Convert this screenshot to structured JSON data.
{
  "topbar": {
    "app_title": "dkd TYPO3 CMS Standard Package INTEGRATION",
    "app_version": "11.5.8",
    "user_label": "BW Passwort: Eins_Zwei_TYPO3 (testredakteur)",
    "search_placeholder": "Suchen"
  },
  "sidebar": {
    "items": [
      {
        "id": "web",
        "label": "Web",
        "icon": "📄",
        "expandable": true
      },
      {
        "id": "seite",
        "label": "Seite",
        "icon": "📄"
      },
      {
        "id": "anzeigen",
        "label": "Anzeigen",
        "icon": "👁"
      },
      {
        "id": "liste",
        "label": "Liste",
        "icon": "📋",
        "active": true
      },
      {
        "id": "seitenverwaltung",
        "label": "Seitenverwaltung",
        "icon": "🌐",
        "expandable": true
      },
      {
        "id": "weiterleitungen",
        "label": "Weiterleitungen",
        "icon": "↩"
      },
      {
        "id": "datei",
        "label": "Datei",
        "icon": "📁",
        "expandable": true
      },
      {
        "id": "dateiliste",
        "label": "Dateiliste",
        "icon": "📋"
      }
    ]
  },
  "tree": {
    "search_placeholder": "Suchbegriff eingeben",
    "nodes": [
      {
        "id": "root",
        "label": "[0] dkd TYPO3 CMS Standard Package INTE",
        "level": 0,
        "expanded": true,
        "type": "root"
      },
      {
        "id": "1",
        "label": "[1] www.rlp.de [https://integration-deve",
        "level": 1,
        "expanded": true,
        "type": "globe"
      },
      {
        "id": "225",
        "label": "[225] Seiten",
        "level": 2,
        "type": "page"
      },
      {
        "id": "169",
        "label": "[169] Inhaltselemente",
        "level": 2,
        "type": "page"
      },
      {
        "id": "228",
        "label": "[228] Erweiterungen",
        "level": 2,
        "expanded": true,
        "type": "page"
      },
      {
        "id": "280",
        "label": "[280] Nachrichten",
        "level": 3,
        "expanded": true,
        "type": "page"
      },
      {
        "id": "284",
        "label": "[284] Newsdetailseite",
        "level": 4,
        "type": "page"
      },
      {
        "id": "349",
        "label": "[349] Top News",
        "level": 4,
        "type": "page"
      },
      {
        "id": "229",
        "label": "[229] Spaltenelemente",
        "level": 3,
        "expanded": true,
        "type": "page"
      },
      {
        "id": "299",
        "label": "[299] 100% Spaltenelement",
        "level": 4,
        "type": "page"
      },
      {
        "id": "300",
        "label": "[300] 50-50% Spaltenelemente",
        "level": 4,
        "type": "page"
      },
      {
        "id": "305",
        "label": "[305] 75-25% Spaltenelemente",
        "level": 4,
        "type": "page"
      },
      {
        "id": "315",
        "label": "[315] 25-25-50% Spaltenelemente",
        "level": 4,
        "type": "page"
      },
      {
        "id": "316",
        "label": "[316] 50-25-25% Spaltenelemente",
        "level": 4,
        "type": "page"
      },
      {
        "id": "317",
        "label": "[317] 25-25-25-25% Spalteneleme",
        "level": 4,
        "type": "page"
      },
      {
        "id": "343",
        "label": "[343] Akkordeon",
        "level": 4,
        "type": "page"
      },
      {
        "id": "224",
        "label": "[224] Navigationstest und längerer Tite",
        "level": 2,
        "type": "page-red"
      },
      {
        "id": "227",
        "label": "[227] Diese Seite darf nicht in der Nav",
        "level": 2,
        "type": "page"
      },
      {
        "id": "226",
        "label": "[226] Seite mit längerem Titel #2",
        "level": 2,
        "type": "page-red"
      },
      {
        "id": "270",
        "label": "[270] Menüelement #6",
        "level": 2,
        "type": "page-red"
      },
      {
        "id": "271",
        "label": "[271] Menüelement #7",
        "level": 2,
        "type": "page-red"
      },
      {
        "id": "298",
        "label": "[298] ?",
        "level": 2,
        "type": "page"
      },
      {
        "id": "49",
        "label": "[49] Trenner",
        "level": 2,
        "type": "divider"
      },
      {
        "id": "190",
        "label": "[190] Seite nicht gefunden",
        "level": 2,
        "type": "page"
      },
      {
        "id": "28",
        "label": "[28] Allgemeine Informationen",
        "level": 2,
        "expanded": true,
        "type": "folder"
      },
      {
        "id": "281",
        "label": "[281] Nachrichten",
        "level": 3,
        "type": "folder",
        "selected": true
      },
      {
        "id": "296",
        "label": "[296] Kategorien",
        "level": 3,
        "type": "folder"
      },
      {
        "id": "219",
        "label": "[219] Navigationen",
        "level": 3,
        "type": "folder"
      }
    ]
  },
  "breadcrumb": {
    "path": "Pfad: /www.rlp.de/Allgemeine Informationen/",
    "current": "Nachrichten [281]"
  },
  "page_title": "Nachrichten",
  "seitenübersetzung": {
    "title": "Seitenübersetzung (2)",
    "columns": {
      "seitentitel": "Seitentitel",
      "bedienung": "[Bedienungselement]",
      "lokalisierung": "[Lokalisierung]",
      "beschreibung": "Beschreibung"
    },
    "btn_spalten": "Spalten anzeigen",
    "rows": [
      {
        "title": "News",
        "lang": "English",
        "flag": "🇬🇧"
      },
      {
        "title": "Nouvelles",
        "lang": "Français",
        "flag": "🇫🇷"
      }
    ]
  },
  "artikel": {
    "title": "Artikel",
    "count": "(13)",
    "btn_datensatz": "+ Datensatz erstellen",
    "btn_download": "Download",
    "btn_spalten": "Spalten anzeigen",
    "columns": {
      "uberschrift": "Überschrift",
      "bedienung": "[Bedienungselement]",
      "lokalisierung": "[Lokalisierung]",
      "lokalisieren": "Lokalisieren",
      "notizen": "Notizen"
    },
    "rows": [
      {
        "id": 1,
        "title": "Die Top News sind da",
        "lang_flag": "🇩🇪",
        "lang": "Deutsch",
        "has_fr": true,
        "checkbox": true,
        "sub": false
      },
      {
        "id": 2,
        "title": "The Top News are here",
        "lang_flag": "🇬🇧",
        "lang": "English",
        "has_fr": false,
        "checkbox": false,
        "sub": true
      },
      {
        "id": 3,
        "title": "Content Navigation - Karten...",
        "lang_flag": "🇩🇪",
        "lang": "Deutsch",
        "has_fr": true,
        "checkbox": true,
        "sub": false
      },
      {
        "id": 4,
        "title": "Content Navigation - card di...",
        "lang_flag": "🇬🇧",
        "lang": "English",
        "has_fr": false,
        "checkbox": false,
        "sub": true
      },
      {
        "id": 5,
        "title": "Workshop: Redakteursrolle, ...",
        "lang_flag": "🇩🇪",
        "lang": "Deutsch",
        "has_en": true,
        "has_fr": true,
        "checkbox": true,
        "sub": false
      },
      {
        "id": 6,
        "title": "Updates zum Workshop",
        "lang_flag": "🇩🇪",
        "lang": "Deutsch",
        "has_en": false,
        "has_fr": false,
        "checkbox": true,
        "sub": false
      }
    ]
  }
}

- [What you have to do] Copy each line containing the word "Informationen" from the data.

- [Task result]
        "label": "[28] Allgemeine Informationen",
    "path": "Pfad: /www.rlp.de/Allgemeine Informationen/",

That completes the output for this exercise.